--- Listing ---

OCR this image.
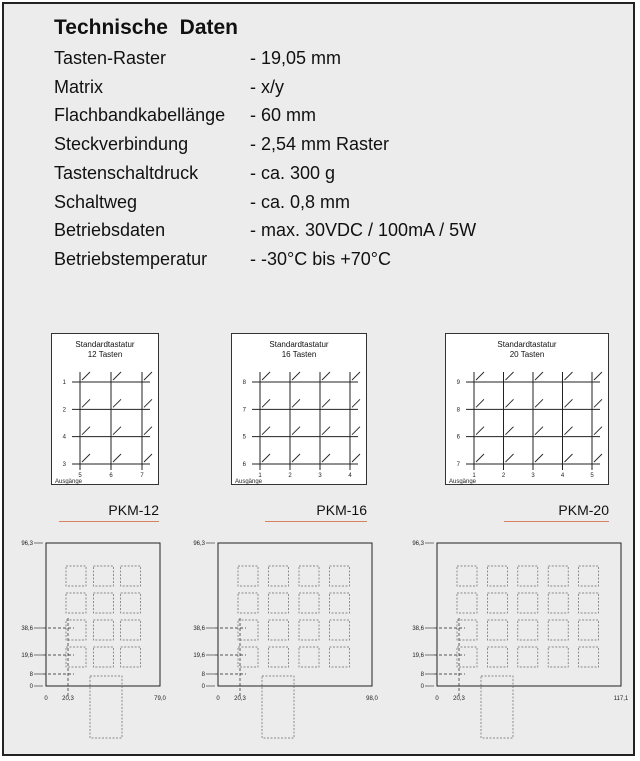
Technische  Daten
Tasten-Raster	- 19,05 mm
Matrix	- x/y
Flachbandkabellänge - 60 mm
Steckverbindung	- 2,54 mm Raster
Tastenschaltdruck	- ca. 300 g
Schaltweg	- ca. 0,8 mm
Betriebsdaten	- max. 30VDC / 100mA / 5W
Betriebstemperatur - -30°C bis +70°C
Standardtastatur
12 Tasten
1
2
4
3
5	6	7
Ausgänge
PKM-12
Standardtastatur
16 Tasten
8
7
5
6
1	2	3	4
Ausgänge
PKM-16
Standardtastatur
20 Tasten
9
8
6
7
1	2	3	4	5
Ausgänge
PKM-20
96,3
38,6
19,6
8
0
0 20,3	79,0
96,3
38,6
19,6
8
0
0 20,3	98,0
96,3
38,6
19,6
8
0
0 20,3	117,1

---

Goal of the exercise: Restate the data above word for word. Do not include the images.

The output:
OCR this image.
Technische  Daten
Tasten-Raster	- 19,05 mm
Matrix	- x/y
Flachbandkabellänge - 60 mm
Steckverbindung	- 2,54 mm Raster
Tastenschaltdruck	- ca. 300 g
Schaltweg	- ca. 0,8 mm
Betriebsdaten	- max. 30VDC / 100mA / 5W
Betriebstemperatur - -30°C bis +70°C
Standardtastatur
12 Tasten
1
2
4
3
5	6	7
Ausgänge
PKM-12
Standardtastatur
16 Tasten
8
7
5
6
1	2	3	4
Ausgänge
PKM-16
Standardtastatur
20 Tasten
9
8
6
7
1	2	3	4	5
Ausgänge
PKM-20
96,3
38,6
19,6
8
0
0 20,3	79,0
96,3
38,6
19,6
8
0
0 20,3	98,0
96,3
38,6
19,6
8
0
0 20,3	117,1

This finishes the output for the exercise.